Set problem
Word for word, restate every line of the material.

Entries
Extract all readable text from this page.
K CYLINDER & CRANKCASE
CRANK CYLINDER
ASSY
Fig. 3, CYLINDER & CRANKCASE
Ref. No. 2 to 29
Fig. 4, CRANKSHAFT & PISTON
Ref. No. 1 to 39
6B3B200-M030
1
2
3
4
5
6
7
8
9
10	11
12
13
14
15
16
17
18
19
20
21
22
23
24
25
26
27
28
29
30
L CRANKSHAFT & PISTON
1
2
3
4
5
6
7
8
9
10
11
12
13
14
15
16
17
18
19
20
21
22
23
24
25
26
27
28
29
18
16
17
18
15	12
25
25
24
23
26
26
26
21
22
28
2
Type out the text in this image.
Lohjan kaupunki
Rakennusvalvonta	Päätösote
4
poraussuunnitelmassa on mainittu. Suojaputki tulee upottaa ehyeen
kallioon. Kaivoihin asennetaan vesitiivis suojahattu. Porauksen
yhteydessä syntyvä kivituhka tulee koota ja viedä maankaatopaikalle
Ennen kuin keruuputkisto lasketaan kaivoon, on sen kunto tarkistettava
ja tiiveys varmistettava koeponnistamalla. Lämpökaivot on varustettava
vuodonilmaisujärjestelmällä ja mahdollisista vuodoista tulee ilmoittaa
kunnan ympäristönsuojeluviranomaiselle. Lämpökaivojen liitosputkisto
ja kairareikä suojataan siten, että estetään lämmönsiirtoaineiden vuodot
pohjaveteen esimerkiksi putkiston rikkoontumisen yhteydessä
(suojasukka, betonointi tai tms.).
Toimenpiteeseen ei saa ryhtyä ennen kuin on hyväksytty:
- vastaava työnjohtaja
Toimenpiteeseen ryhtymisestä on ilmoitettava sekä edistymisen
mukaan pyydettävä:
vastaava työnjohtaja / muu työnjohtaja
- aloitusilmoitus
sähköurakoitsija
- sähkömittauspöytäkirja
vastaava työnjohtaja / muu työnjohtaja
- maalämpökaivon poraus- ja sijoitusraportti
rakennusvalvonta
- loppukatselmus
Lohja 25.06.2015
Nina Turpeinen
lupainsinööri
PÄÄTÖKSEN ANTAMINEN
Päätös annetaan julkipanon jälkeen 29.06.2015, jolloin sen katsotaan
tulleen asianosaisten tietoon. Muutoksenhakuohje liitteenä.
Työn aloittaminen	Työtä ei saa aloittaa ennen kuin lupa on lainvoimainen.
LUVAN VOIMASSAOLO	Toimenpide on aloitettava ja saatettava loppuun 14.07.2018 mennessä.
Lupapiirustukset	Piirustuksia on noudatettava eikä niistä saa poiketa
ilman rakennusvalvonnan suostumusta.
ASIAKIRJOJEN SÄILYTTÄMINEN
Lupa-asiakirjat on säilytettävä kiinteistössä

Exercise output
Extract all readable text from this page.
K CYLINDER & CRANKCASE
CRANK CYLINDER
ASSY
Fig. 3, CYLINDER & CRANKCASE
Ref. No. 2 to 29
Fig. 4, CRANKSHAFT & PISTON
Ref. No. 1 to 39
6B3B200-M030
1
2
3
4
5
6
7
8
9
10	11
12
13
14
15
16
17
18
19
20
21
22
23
24
25
26
27
28
29
30
L CRANKSHAFT & PISTON
1
2
3
4
5
6
7
8
9
10
11
12
13
14
15
16
17
18
19
20
21
22
23
24
25
26
27
28
29
18
16
17
18
15	12
25
25
24
23
26
26
26
21
22
28
2
Type out the text in this image.
Lohjan kaupunki
Rakennusvalvonta	Päätösote
4
poraussuunnitelmassa on mainittu. Suojaputki tulee upottaa ehyeen
kallioon. Kaivoihin asennetaan vesitiivis suojahattu. Porauksen
yhteydessä syntyvä kivituhka tulee koota ja viedä maankaatopaikalle
Ennen kuin keruuputkisto lasketaan kaivoon, on sen kunto tarkistettava
ja tiiveys varmistettava koeponnistamalla. Lämpökaivot on varustettava
vuodonilmaisujärjestelmällä ja mahdollisista vuodoista tulee ilmoittaa
kunnan ympäristönsuojeluviranomaiselle. Lämpökaivojen liitosputkisto
ja kairareikä suojataan siten, että estetään lämmönsiirtoaineiden vuodot
pohjaveteen esimerkiksi putkiston rikkoontumisen yhteydessä
(suojasukka, betonointi tai tms.).
Toimenpiteeseen ei saa ryhtyä ennen kuin on hyväksytty:
- vastaava työnjohtaja
Toimenpiteeseen ryhtymisestä on ilmoitettava sekä edistymisen
mukaan pyydettävä:
vastaava työnjohtaja / muu työnjohtaja
- aloitusilmoitus
sähköurakoitsija
- sähkömittauspöytäkirja
vastaava työnjohtaja / muu työnjohtaja
- maalämpökaivon poraus- ja sijoitusraportti
rakennusvalvonta
- loppukatselmus
Lohja 25.06.2015
Nina Turpeinen
lupainsinööri
PÄÄTÖKSEN ANTAMINEN
Päätös annetaan julkipanon jälkeen 29.06.2015, jolloin sen katsotaan
tulleen asianosaisten tietoon. Muutoksenhakuohje liitteenä.
Työn aloittaminen	Työtä ei saa aloittaa ennen kuin lupa on lainvoimainen.
LUVAN VOIMASSAOLO	Toimenpide on aloitettava ja saatettava loppuun 14.07.2018 mennessä.
Lupapiirustukset	Piirustuksia on noudatettava eikä niistä saa poiketa
ilman rakennusvalvonnan suostumusta.
ASIAKIRJOJEN SÄILYTTÄMINEN
Lupa-asiakirjat on säilytettävä kiinteistössä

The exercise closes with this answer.